▸ Written task: Work through the data line by line, gathering every line that has the word "name".

▬▬▬▬▬▬

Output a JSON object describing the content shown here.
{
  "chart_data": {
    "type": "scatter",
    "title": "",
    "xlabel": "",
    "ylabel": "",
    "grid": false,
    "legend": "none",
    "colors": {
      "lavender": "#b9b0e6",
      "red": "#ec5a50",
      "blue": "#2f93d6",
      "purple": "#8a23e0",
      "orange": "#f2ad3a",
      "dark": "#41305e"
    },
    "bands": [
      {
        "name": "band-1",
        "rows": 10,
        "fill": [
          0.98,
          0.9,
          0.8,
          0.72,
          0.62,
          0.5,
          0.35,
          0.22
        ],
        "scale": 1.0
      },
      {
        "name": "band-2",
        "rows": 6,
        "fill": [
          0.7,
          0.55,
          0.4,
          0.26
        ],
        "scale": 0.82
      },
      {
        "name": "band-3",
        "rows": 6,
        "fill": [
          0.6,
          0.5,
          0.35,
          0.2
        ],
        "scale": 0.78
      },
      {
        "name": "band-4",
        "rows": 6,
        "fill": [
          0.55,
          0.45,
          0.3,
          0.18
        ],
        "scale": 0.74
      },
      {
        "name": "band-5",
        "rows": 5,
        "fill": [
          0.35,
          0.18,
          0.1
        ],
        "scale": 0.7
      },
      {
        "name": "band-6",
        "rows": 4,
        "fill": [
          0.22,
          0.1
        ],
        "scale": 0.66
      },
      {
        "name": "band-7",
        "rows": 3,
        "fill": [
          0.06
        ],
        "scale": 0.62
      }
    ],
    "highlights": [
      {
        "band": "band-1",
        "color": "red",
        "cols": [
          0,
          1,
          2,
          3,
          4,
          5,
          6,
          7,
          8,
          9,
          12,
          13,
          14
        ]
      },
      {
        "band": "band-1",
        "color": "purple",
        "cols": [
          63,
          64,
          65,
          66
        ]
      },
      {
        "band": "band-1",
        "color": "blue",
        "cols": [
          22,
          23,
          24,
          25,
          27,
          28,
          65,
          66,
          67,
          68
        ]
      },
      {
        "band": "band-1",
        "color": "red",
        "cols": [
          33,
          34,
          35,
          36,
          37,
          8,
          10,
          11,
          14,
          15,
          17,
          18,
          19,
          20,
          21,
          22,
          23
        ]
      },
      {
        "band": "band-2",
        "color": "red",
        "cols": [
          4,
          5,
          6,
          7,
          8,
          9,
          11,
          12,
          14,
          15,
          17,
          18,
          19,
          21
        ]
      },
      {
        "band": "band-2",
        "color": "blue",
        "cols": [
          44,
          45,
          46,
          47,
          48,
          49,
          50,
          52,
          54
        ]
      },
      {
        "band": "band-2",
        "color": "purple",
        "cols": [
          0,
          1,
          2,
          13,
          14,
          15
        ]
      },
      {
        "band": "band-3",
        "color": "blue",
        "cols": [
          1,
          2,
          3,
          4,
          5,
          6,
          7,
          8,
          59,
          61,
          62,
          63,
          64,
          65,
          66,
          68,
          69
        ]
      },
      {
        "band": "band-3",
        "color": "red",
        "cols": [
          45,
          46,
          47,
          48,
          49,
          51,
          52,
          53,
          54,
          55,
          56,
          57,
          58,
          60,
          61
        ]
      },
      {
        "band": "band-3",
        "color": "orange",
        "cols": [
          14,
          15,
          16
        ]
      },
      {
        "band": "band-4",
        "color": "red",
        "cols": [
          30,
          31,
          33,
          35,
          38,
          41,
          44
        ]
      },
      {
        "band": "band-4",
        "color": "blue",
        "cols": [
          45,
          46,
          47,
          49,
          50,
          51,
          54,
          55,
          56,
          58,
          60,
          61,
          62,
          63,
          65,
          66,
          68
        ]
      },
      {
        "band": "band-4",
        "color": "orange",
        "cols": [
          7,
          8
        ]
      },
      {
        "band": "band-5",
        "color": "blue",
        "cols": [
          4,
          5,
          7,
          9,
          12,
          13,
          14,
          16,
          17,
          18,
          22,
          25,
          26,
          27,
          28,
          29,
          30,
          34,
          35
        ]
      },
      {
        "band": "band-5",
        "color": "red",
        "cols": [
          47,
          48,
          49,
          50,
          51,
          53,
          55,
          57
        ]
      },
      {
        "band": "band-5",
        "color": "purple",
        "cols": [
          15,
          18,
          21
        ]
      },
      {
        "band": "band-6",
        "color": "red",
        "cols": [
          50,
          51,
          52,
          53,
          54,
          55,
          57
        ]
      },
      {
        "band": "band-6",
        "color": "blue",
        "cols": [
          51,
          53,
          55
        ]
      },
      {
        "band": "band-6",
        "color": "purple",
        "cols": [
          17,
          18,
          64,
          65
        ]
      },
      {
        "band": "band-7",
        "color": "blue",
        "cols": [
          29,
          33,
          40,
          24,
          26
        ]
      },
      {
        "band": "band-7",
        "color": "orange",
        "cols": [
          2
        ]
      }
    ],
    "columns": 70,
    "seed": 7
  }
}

▬▬▬▬▬▬

▸ Completed exercise:
        "name": "band-1",
        "name": "band-2",
        "name": "band-3",
        "name": "band-4",
        "name": "band-5",
        "name": "band-6",
        "name": "band-7",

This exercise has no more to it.